## GOAL
Look through the data below. Show each line where the string "address" occurs.

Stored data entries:
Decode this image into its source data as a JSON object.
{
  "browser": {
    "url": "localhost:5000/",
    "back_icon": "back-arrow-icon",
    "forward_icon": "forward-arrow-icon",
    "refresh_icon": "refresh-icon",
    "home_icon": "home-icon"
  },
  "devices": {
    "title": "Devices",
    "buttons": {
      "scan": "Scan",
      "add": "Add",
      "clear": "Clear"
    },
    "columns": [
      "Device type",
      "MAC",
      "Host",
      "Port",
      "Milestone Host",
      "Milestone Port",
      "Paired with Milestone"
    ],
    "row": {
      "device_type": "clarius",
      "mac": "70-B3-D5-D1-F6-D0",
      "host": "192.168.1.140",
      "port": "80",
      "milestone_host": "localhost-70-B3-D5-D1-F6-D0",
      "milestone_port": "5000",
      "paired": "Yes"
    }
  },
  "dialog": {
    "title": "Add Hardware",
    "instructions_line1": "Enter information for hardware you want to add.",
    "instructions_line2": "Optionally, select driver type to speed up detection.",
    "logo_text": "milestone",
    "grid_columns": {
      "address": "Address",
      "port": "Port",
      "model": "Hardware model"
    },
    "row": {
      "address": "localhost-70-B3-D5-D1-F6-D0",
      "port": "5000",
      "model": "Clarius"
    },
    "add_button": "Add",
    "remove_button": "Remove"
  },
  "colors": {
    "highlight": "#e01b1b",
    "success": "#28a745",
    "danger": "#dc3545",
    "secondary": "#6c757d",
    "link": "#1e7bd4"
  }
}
---
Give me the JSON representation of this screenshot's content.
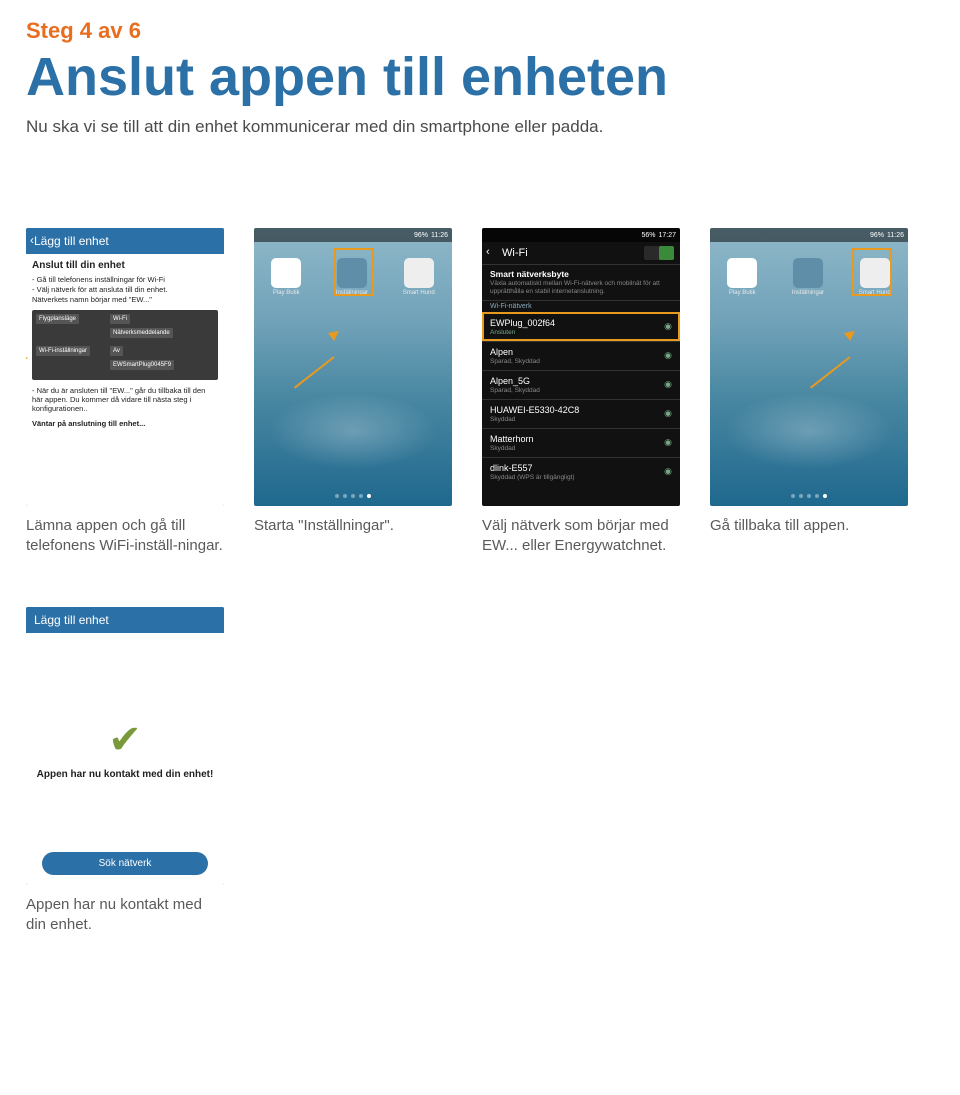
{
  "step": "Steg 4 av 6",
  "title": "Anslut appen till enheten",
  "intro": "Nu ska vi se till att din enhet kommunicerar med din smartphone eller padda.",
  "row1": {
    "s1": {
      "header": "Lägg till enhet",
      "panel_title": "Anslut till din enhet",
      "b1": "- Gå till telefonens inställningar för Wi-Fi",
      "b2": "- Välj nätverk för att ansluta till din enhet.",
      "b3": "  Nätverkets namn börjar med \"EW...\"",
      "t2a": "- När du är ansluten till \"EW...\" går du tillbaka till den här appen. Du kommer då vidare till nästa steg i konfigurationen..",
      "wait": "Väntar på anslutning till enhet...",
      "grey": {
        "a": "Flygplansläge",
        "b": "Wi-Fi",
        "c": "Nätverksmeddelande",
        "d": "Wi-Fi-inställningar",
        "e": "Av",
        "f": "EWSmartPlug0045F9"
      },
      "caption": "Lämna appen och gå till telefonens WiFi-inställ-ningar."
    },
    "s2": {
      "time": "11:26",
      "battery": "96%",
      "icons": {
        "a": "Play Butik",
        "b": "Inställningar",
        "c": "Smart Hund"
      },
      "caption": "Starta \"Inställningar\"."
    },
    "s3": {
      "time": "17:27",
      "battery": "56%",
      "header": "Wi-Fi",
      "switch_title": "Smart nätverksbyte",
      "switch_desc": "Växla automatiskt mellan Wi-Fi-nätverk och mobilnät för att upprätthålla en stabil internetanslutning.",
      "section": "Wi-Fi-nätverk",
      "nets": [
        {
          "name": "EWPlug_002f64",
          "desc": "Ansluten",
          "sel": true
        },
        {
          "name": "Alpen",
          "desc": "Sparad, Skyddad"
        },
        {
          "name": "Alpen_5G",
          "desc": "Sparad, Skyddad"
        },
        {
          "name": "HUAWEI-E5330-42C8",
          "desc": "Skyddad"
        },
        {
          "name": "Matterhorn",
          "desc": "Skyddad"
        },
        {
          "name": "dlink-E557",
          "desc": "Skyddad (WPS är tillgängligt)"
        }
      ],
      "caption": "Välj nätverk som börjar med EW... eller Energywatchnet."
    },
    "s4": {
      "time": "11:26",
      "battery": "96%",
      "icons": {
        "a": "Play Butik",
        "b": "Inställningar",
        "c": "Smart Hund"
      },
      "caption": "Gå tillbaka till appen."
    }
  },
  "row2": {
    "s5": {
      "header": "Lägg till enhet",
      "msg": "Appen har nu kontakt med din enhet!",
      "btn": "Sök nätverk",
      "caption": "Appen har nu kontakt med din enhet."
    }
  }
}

## WORKED ANSWER
      "address": "Address",
      "address": "localhost-70-B3-D5-D1-F6-D0",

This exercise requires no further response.